● **Dataset rows about figures**:
· · ·

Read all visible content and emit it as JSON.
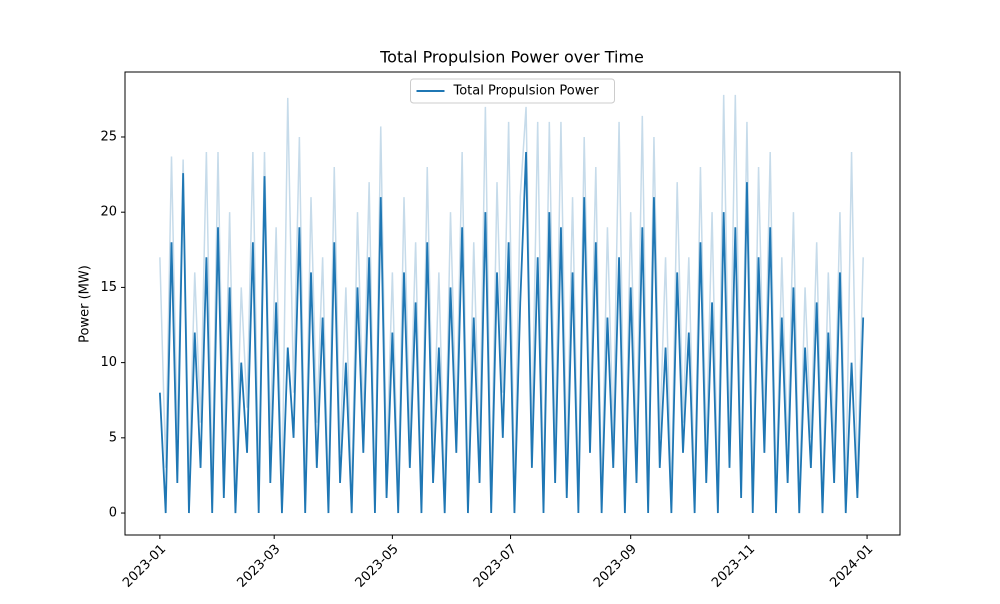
{
  "chart_data": {
    "type": "line",
    "title": "Total Propulsion Power over Time",
    "y_label": "Power (MW)",
    "x": [
      "2023-01-01",
      "2023-01-04",
      "2023-01-07",
      "2023-01-10",
      "2023-01-13",
      "2023-01-16",
      "2023-01-19",
      "2023-01-22",
      "2023-01-25",
      "2023-01-28",
      "2023-01-31",
      "2023-02-03",
      "2023-02-06",
      "2023-02-09",
      "2023-02-12",
      "2023-02-15",
      "2023-02-18",
      "2023-02-21",
      "2023-02-24",
      "2023-02-27",
      "2023-03-02",
      "2023-03-05",
      "2023-03-08",
      "2023-03-11",
      "2023-03-14",
      "2023-03-17",
      "2023-03-20",
      "2023-03-23",
      "2023-03-26",
      "2023-03-29",
      "2023-04-01",
      "2023-04-04",
      "2023-04-07",
      "2023-04-10",
      "2023-04-13",
      "2023-04-16",
      "2023-04-19",
      "2023-04-22",
      "2023-04-25",
      "2023-04-28",
      "2023-05-01",
      "2023-05-04",
      "2023-05-07",
      "2023-05-10",
      "2023-05-13",
      "2023-05-16",
      "2023-05-19",
      "2023-05-22",
      "2023-05-25",
      "2023-05-28",
      "2023-05-31",
      "2023-06-03",
      "2023-06-06",
      "2023-06-09",
      "2023-06-12",
      "2023-06-15",
      "2023-06-18",
      "2023-06-21",
      "2023-06-24",
      "2023-06-27",
      "2023-06-30",
      "2023-07-03",
      "2023-07-06",
      "2023-07-09",
      "2023-07-12",
      "2023-07-15",
      "2023-07-18",
      "2023-07-21",
      "2023-07-24",
      "2023-07-27",
      "2023-07-30",
      "2023-08-02",
      "2023-08-05",
      "2023-08-08",
      "2023-08-11",
      "2023-08-14",
      "2023-08-17",
      "2023-08-20",
      "2023-08-23",
      "2023-08-26",
      "2023-08-29",
      "2023-09-01",
      "2023-09-04",
      "2023-09-07",
      "2023-09-10",
      "2023-09-13",
      "2023-09-16",
      "2023-09-19",
      "2023-09-22",
      "2023-09-25",
      "2023-09-28",
      "2023-10-01",
      "2023-10-04",
      "2023-10-07",
      "2023-10-10",
      "2023-10-13",
      "2023-10-16",
      "2023-10-19",
      "2023-10-22",
      "2023-10-25",
      "2023-10-28",
      "2023-10-31",
      "2023-11-03",
      "2023-11-06",
      "2023-11-09",
      "2023-11-12",
      "2023-11-15",
      "2023-11-18",
      "2023-11-21",
      "2023-11-24",
      "2023-11-27",
      "2023-11-30",
      "2023-12-03",
      "2023-12-06",
      "2023-12-09",
      "2023-12-12",
      "2023-12-15",
      "2023-12-18",
      "2023-12-21",
      "2023-12-24",
      "2023-12-27",
      "2023-12-30"
    ],
    "series": [
      {
        "name": "Total Propulsion Power",
        "color": "#1f77b4",
        "values": [
          8,
          0,
          18,
          2,
          22.6,
          0,
          12,
          3,
          17,
          0,
          19,
          1,
          15,
          0,
          10,
          4,
          18,
          0,
          22.4,
          2,
          14,
          0,
          11,
          5,
          19,
          0,
          16,
          3,
          13,
          0,
          18,
          2,
          10,
          0,
          15,
          4,
          17,
          0,
          21,
          1,
          12,
          0,
          16,
          3,
          14,
          0,
          18,
          2,
          11,
          0,
          15,
          4,
          19,
          0,
          13,
          2,
          20,
          0,
          16,
          5,
          18,
          0,
          14,
          24,
          3,
          17,
          0,
          20,
          2,
          19,
          1,
          16,
          0,
          21,
          4,
          18,
          0,
          13,
          3,
          17,
          0,
          15,
          2,
          19,
          0,
          21,
          3,
          11,
          0,
          16,
          4,
          12,
          0,
          18,
          2,
          14,
          0,
          20,
          3,
          19,
          1,
          22,
          0,
          17,
          4,
          19,
          0,
          13,
          2,
          15,
          0,
          11,
          3,
          14,
          0,
          12,
          2,
          16,
          0,
          10,
          1,
          13
        ]
      }
    ],
    "band": {
      "color": "#c6dbea",
      "values": [
        17,
        3,
        23.7,
        5,
        23.5,
        2,
        16,
        6,
        24,
        2,
        24,
        3,
        20,
        1,
        15,
        7,
        24,
        2,
        24,
        5,
        19,
        1,
        27.6,
        8,
        25,
        1,
        21,
        6,
        17,
        1,
        23,
        4,
        15,
        1,
        20,
        6,
        22,
        1,
        25.7,
        3,
        16,
        1,
        21,
        5,
        18,
        1,
        23,
        4,
        16,
        1,
        20,
        6,
        24,
        1,
        18,
        4,
        27,
        1,
        22,
        8,
        26,
        1,
        21,
        27,
        5,
        26,
        1,
        26,
        4,
        26,
        3,
        21,
        1,
        25,
        6,
        23,
        1,
        19,
        5,
        26,
        1,
        20,
        4,
        26.4,
        1,
        25,
        5,
        17,
        1,
        22,
        6,
        17,
        1,
        23,
        4,
        20,
        1,
        27.8,
        5,
        27.8,
        2,
        26,
        1,
        23,
        6,
        24,
        1,
        17,
        4,
        20,
        1,
        15,
        5,
        18,
        1,
        16,
        4,
        20,
        1,
        24,
        2,
        17
      ]
    },
    "xlim": [
      "2022-12-14",
      "2024-01-18"
    ],
    "xticks": [
      {
        "value": "2023-01-01",
        "label": "2023-01"
      },
      {
        "value": "2023-03-01",
        "label": "2023-03"
      },
      {
        "value": "2023-05-01",
        "label": "2023-05"
      },
      {
        "value": "2023-07-01",
        "label": "2023-07"
      },
      {
        "value": "2023-09-01",
        "label": "2023-09"
      },
      {
        "value": "2023-11-01",
        "label": "2023-11"
      },
      {
        "value": "2024-01-01",
        "label": "2024-01"
      }
    ],
    "ylim": [
      -1.46,
      29.32
    ],
    "yticks": [
      0,
      5,
      10,
      15,
      20,
      25
    ],
    "legend": "upper center"
  }
}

· · ·

● **Aim**: Without the pictures, write out all of the material exactly.

● **Response to this exercise**:
Read all visible content and emit it as JSON.
{
  "chart_data": {
    "type": "line",
    "title": "Total Propulsion Power over Time",
    "y_label": "Power (MW)",
    "x": [
      "2023-01-01",
      "2023-01-04",
      "2023-01-07",
      "2023-01-10",
      "2023-01-13",
      "2023-01-16",
      "2023-01-19",
      "2023-01-22",
      "2023-01-25",
      "2023-01-28",
      "2023-01-31",
      "2023-02-03",
      "2023-02-06",
      "2023-02-09",
      "2023-02-12",
      "2023-02-15",
      "2023-02-18",
      "2023-02-21",
      "2023-02-24",
      "2023-02-27",
      "2023-03-02",
      "2023-03-05",
      "2023-03-08",
      "2023-03-11",
      "2023-03-14",
      "2023-03-17",
      "2023-03-20",
      "2023-03-23",
      "2023-03-26",
      "2023-03-29",
      "2023-04-01",
      "2023-04-04",
      "2023-04-07",
      "2023-04-10",
      "2023-04-13",
      "2023-04-16",
      "2023-04-19",
      "2023-04-22",
      "2023-04-25",
      "2023-04-28",
      "2023-05-01",
      "2023-05-04",
      "2023-05-07",
      "2023-05-10",
      "2023-05-13",
      "2023-05-16",
      "2023-05-19",
      "2023-05-22",
      "2023-05-25",
      "2023-05-28",
      "2023-05-31",
      "2023-06-03",
      "2023-06-06",
      "2023-06-09",
      "2023-06-12",
      "2023-06-15",
      "2023-06-18",
      "2023-06-21",
      "2023-06-24",
      "2023-06-27",
      "2023-06-30",
      "2023-07-03",
      "2023-07-06",
      "2023-07-09",
      "2023-07-12",
      "2023-07-15",
      "2023-07-18",
      "2023-07-21",
      "2023-07-24",
      "2023-07-27",
      "2023-07-30",
      "2023-08-02",
      "2023-08-05",
      "2023-08-08",
      "2023-08-11",
      "2023-08-14",
      "2023-08-17",
      "2023-08-20",
      "2023-08-23",
      "2023-08-26",
      "2023-08-29",
      "2023-09-01",
      "2023-09-04",
      "2023-09-07",
      "2023-09-10",
      "2023-09-13",
      "2023-09-16",
      "2023-09-19",
      "2023-09-22",
      "2023-09-25",
      "2023-09-28",
      "2023-10-01",
      "2023-10-04",
      "2023-10-07",
      "2023-10-10",
      "2023-10-13",
      "2023-10-16",
      "2023-10-19",
      "2023-10-22",
      "2023-10-25",
      "2023-10-28",
      "2023-10-31",
      "2023-11-03",
      "2023-11-06",
      "2023-11-09",
      "2023-11-12",
      "2023-11-15",
      "2023-11-18",
      "2023-11-21",
      "2023-11-24",
      "2023-11-27",
      "2023-11-30",
      "2023-12-03",
      "2023-12-06",
      "2023-12-09",
      "2023-12-12",
      "2023-12-15",
      "2023-12-18",
      "2023-12-21",
      "2023-12-24",
      "2023-12-27",
      "2023-12-30"
    ],
    "series": [
      {
        "name": "Total Propulsion Power",
        "color": "#1f77b4",
        "values": [
          8,
          0,
          18,
          2,
          22.6,
          0,
          12,
          3,
          17,
          0,
          19,
          1,
          15,
          0,
          10,
          4,
          18,
          0,
          22.4,
          2,
          14,
          0,
          11,
          5,
          19,
          0,
          16,
          3,
          13,
          0,
          18,
          2,
          10,
          0,
          15,
          4,
          17,
          0,
          21,
          1,
          12,
          0,
          16,
          3,
          14,
          0,
          18,
          2,
          11,
          0,
          15,
          4,
          19,
          0,
          13,
          2,
          20,
          0,
          16,
          5,
          18,
          0,
          14,
          24,
          3,
          17,
          0,
          20,
          2,
          19,
          1,
          16,
          0,
          21,
          4,
          18,
          0,
          13,
          3,
          17,
          0,
          15,
          2,
          19,
          0,
          21,
          3,
          11,
          0,
          16,
          4,
          12,
          0,
          18,
          2,
          14,
          0,
          20,
          3,
          19,
          1,
          22,
          0,
          17,
          4,
          19,
          0,
          13,
          2,
          15,
          0,
          11,
          3,
          14,
          0,
          12,
          2,
          16,
          0,
          10,
          1,
          13
        ]
      }
    ],
    "band": {
      "color": "#c6dbea",
      "values": [
        17,
        3,
        23.7,
        5,
        23.5,
        2,
        16,
        6,
        24,
        2,
        24,
        3,
        20,
        1,
        15,
        7,
        24,
        2,
        24,
        5,
        19,
        1,
        27.6,
        8,
        25,
        1,
        21,
        6,
        17,
        1,
        23,
        4,
        15,
        1,
        20,
        6,
        22,
        1,
        25.7,
        3,
        16,
        1,
        21,
        5,
        18,
        1,
        23,
        4,
        16,
        1,
        20,
        6,
        24,
        1,
        18,
        4,
        27,
        1,
        22,
        8,
        26,
        1,
        21,
        27,
        5,
        26,
        1,
        26,
        4,
        26,
        3,
        21,
        1,
        25,
        6,
        23,
        1,
        19,
        5,
        26,
        1,
        20,
        4,
        26.4,
        1,
        25,
        5,
        17,
        1,
        22,
        6,
        17,
        1,
        23,
        4,
        20,
        1,
        27.8,
        5,
        27.8,
        2,
        26,
        1,
        23,
        6,
        24,
        1,
        17,
        4,
        20,
        1,
        15,
        5,
        18,
        1,
        16,
        4,
        20,
        1,
        24,
        2,
        17
      ]
    },
    "xlim": [
      "2022-12-14",
      "2024-01-18"
    ],
    "xticks": [
      {
        "value": "2023-01-01",
        "label": "2023-01"
      },
      {
        "value": "2023-03-01",
        "label": "2023-03"
      },
      {
        "value": "2023-05-01",
        "label": "2023-05"
      },
      {
        "value": "2023-07-01",
        "label": "2023-07"
      },
      {
        "value": "2023-09-01",
        "label": "2023-09"
      },
      {
        "value": "2023-11-01",
        "label": "2023-11"
      },
      {
        "value": "2024-01-01",
        "label": "2024-01"
      }
    ],
    "ylim": [
      -1.46,
      29.32
    ],
    "yticks": [
      0,
      5,
      10,
      15,
      20,
      25
    ],
    "legend": "upper center"
  }
}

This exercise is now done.